- [INSTRUCTIONS FOR THE TASK]:
Pick out every line in the entries below that contains the string "logo", and copy each one in full.

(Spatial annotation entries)
** start **
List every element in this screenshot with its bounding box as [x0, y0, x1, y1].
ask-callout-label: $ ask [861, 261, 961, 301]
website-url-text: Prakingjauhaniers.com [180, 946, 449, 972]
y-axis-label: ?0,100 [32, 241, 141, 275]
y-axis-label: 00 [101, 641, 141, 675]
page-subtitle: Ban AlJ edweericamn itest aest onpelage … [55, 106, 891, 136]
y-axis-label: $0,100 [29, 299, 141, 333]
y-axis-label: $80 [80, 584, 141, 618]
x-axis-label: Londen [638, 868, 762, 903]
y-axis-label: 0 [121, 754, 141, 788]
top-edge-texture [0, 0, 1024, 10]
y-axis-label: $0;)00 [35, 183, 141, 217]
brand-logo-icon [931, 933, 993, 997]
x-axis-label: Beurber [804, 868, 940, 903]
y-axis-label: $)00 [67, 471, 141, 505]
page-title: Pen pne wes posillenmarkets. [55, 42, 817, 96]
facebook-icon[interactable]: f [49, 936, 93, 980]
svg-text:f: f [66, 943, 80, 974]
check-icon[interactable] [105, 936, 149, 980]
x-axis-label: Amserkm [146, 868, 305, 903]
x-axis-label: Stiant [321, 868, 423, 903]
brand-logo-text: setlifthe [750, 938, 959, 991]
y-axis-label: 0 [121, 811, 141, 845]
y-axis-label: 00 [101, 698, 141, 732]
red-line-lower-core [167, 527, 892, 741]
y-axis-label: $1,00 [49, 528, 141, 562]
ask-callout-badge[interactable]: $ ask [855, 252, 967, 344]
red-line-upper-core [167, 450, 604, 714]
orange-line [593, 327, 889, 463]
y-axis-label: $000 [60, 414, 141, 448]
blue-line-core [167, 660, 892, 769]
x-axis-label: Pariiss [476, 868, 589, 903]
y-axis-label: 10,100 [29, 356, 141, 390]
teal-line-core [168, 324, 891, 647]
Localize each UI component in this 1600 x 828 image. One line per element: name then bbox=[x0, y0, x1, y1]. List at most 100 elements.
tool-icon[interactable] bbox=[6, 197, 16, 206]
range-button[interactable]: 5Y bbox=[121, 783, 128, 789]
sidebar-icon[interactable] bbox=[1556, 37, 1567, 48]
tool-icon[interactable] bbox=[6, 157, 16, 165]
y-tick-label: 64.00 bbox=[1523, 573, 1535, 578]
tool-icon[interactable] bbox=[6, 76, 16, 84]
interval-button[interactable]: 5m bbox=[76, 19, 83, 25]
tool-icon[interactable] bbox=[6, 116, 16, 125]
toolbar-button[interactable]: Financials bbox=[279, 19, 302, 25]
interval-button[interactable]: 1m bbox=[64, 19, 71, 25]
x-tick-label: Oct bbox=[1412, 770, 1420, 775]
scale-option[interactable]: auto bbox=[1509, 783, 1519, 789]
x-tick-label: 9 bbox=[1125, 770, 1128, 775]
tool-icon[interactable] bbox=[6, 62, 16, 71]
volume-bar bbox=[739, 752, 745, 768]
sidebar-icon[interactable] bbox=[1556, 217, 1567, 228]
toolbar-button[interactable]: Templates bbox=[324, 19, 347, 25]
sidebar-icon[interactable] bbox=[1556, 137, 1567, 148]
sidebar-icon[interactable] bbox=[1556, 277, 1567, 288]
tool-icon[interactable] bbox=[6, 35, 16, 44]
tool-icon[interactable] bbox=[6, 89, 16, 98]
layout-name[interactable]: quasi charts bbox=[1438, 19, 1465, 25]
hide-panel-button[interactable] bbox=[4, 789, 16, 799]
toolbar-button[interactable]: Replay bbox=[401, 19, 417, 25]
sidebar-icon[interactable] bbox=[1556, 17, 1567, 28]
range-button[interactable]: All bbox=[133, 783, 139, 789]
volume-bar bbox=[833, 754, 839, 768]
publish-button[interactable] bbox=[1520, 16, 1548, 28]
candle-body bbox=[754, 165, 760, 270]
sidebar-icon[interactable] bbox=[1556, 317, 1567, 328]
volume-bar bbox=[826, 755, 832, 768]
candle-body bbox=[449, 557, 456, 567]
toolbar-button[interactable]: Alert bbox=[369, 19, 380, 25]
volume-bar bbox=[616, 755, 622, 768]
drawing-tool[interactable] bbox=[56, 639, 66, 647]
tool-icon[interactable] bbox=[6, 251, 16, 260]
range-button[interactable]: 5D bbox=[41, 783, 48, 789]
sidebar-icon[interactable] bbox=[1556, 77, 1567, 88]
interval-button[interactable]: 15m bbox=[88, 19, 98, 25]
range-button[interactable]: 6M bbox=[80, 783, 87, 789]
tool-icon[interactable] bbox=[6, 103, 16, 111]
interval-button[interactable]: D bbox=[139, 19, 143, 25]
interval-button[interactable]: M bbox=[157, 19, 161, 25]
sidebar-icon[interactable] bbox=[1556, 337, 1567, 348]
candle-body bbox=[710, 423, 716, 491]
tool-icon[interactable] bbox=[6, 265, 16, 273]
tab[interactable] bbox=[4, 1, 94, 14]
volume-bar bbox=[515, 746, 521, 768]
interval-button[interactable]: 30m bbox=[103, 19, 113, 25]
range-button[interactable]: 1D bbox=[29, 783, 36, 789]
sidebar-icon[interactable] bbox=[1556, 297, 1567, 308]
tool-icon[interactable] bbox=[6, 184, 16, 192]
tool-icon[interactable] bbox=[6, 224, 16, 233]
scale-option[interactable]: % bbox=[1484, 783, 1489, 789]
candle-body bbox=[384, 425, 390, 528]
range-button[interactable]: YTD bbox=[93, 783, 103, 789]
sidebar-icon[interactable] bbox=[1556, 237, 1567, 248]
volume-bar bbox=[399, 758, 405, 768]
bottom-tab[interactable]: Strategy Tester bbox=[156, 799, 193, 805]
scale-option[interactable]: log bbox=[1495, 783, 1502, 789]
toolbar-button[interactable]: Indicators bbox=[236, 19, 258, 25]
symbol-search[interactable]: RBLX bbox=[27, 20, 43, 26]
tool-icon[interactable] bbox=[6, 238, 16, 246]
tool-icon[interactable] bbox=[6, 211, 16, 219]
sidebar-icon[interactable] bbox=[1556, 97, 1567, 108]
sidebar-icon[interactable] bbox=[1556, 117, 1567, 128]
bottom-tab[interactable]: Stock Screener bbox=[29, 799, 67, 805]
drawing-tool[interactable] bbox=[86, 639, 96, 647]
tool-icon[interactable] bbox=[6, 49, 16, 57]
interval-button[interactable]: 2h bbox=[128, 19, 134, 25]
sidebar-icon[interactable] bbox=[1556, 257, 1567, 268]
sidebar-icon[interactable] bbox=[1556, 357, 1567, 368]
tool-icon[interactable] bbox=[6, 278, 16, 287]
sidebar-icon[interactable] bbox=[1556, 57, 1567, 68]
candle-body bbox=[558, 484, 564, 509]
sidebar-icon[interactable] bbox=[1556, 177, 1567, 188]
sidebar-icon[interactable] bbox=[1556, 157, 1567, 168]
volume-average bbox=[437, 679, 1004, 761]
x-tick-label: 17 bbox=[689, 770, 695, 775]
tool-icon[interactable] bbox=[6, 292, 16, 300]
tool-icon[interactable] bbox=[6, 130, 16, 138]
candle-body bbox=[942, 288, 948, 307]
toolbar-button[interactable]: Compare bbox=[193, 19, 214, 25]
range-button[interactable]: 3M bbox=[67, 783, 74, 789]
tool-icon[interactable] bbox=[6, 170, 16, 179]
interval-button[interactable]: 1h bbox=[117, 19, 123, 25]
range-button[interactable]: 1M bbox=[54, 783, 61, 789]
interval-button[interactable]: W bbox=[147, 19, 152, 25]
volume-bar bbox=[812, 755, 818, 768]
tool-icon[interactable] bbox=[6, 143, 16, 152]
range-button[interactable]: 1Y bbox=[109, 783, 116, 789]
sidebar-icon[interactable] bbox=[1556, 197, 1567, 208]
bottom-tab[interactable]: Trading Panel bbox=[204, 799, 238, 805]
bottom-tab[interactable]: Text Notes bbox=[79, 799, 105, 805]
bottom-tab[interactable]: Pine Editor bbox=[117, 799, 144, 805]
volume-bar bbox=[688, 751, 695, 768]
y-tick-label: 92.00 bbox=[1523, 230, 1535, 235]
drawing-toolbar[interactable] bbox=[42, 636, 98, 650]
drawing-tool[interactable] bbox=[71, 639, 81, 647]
** end **
- [RESPONSE TO THE EXERCISE]:
brand-logo-icon [931, 933, 993, 997]
brand-logo-text: setlifthe [750, 938, 959, 991]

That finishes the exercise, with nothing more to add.